> **WRITTEN TASK**
Copy out the listing in full, exactly as written, but not its pictures.

> **ENTRIES SUPPLIED**
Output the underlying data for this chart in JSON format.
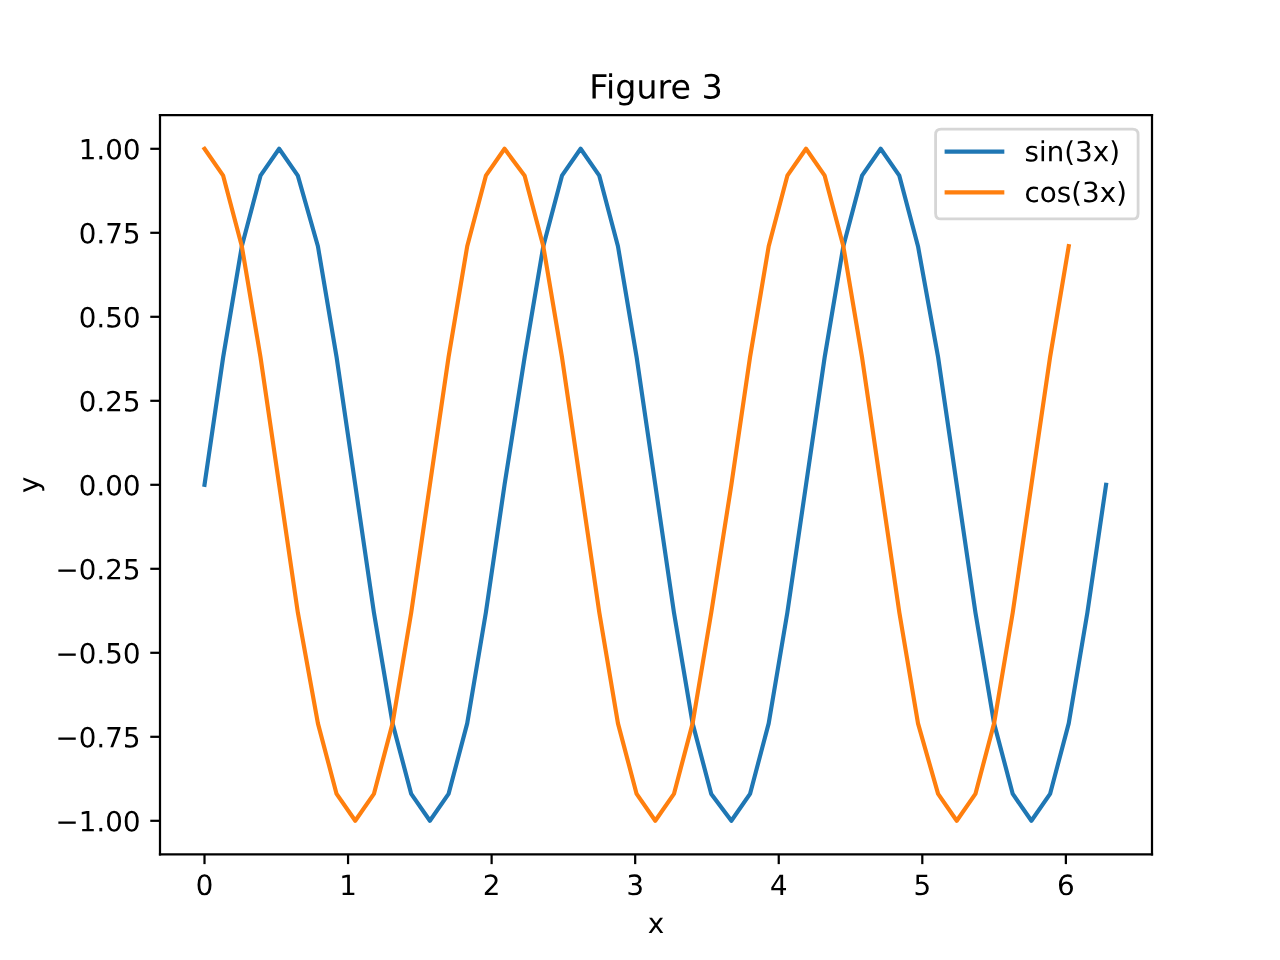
{
  "chart_data": {
    "type": "line",
    "title": "Figure 3",
    "xlabel": "x",
    "ylabel": "y",
    "x": [
      0,
      0.13,
      0.26,
      0.39,
      0.52,
      0.65,
      0.79,
      0.92,
      1.05,
      1.18,
      1.31,
      1.44,
      1.57,
      1.7,
      1.83,
      1.96,
      2.09,
      2.23,
      2.36,
      2.49,
      2.62,
      2.75,
      2.88,
      3.01,
      3.14,
      3.27,
      3.4,
      3.53,
      3.67,
      3.8,
      3.93,
      4.06,
      4.19,
      4.32,
      4.45,
      4.58,
      4.71,
      4.84,
      4.97,
      5.11,
      5.24,
      5.37,
      5.5,
      5.63,
      5.76,
      5.89,
      6.02,
      6.15,
      6.28
    ],
    "series": [
      {
        "name": "sin(3x)",
        "color": "#1f77b4",
        "values": [
          0,
          0.38,
          0.71,
          0.92,
          1,
          0.92,
          0.71,
          0.38,
          0,
          -0.38,
          -0.71,
          -0.92,
          -1,
          -0.92,
          -0.71,
          -0.38,
          0,
          0.38,
          0.71,
          0.92,
          1,
          0.92,
          0.71,
          0.38,
          0,
          -0.38,
          -0.71,
          -0.92,
          -1,
          -0.92,
          -0.71,
          -0.38,
          0,
          0.38,
          0.71,
          0.92,
          1,
          0.92,
          0.71,
          0.38,
          0,
          -0.38,
          -0.71,
          -0.92,
          -1,
          -0.92,
          -0.71,
          -0.38,
          0
        ]
      },
      {
        "name": "cos(3x)",
        "color": "#ff7f0e",
        "values": [
          1,
          0.92,
          0.71,
          0.38,
          0,
          -0.38,
          -0.71,
          -0.92,
          -1,
          -0.92,
          -0.71,
          -0.38,
          0,
          0.38,
          0.71,
          0.92,
          1,
          0.92,
          0.71,
          0.38,
          0,
          -0.38,
          -0.71,
          -0.92,
          -1,
          -0.92,
          -0.71,
          -0.38,
          0,
          0.38,
          0.71,
          0.92,
          1,
          0.92,
          0.71,
          0.38,
          0,
          -0.38,
          -0.71,
          -0.92,
          -1,
          -0.92,
          -0.71,
          -0.38,
          0,
          0.38,
          0.71,
          null,
          null
        ]
      }
    ],
    "xlim": [
      -0.31,
      6.6
    ],
    "xticks": [
      0,
      1,
      2,
      3,
      4,
      5,
      6
    ],
    "ylim": [
      -1.1,
      1.1
    ],
    "yticks": [
      {
        "value": -1,
        "label": "−1.00"
      },
      {
        "value": -0.75,
        "label": "−0.75"
      },
      {
        "value": -0.5,
        "label": "−0.50"
      },
      {
        "value": -0.25,
        "label": "−0.25"
      },
      {
        "value": 0,
        "label": "0.00"
      },
      {
        "value": 0.25,
        "label": "0.25"
      },
      {
        "value": 0.5,
        "label": "0.50"
      },
      {
        "value": 0.75,
        "label": "0.75"
      },
      {
        "value": 1,
        "label": "1.00"
      }
    ],
    "legend": "top right",
    "grid": false,
    "marker": "none",
    "line_style": "solid"
  }
}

> **THE RESPONSE**
Output the underlying data for this chart in JSON format.
{
  "chart_data": {
    "type": "line",
    "title": "Figure 3",
    "xlabel": "x",
    "ylabel": "y",
    "x": [
      0,
      0.13,
      0.26,
      0.39,
      0.52,
      0.65,
      0.79,
      0.92,
      1.05,
      1.18,
      1.31,
      1.44,
      1.57,
      1.7,
      1.83,
      1.96,
      2.09,
      2.23,
      2.36,
      2.49,
      2.62,
      2.75,
      2.88,
      3.01,
      3.14,
      3.27,
      3.4,
      3.53,
      3.67,
      3.8,
      3.93,
      4.06,
      4.19,
      4.32,
      4.45,
      4.58,
      4.71,
      4.84,
      4.97,
      5.11,
      5.24,
      5.37,
      5.5,
      5.63,
      5.76,
      5.89,
      6.02,
      6.15,
      6.28
    ],
    "series": [
      {
        "name": "sin(3x)",
        "color": "#1f77b4",
        "values": [
          0,
          0.38,
          0.71,
          0.92,
          1,
          0.92,
          0.71,
          0.38,
          0,
          -0.38,
          -0.71,
          -0.92,
          -1,
          -0.92,
          -0.71,
          -0.38,
          0,
          0.38,
          0.71,
          0.92,
          1,
          0.92,
          0.71,
          0.38,
          0,
          -0.38,
          -0.71,
          -0.92,
          -1,
          -0.92,
          -0.71,
          -0.38,
          0,
          0.38,
          0.71,
          0.92,
          1,
          0.92,
          0.71,
          0.38,
          0,
          -0.38,
          -0.71,
          -0.92,
          -1,
          -0.92,
          -0.71,
          -0.38,
          0
        ]
      },
      {
        "name": "cos(3x)",
        "color": "#ff7f0e",
        "values": [
          1,
          0.92,
          0.71,
          0.38,
          0,
          -0.38,
          -0.71,
          -0.92,
          -1,
          -0.92,
          -0.71,
          -0.38,
          0,
          0.38,
          0.71,
          0.92,
          1,
          0.92,
          0.71,
          0.38,
          0,
          -0.38,
          -0.71,
          -0.92,
          -1,
          -0.92,
          -0.71,
          -0.38,
          0,
          0.38,
          0.71,
          0.92,
          1,
          0.92,
          0.71,
          0.38,
          0,
          -0.38,
          -0.71,
          -0.92,
          -1,
          -0.92,
          -0.71,
          -0.38,
          0,
          0.38,
          0.71,
          null,
          null
        ]
      }
    ],
    "xlim": [
      -0.31,
      6.6
    ],
    "xticks": [
      0,
      1,
      2,
      3,
      4,
      5,
      6
    ],
    "ylim": [
      -1.1,
      1.1
    ],
    "yticks": [
      {
        "value": -1,
        "label": "−1.00"
      },
      {
        "value": -0.75,
        "label": "−0.75"
      },
      {
        "value": -0.5,
        "label": "−0.50"
      },
      {
        "value": -0.25,
        "label": "−0.25"
      },
      {
        "value": 0,
        "label": "0.00"
      },
      {
        "value": 0.25,
        "label": "0.25"
      },
      {
        "value": 0.5,
        "label": "0.50"
      },
      {
        "value": 0.75,
        "label": "0.75"
      },
      {
        "value": 1,
        "label": "1.00"
      }
    ],
    "legend": "top right",
    "grid": false,
    "marker": "none",
    "line_style": "solid"
  }
}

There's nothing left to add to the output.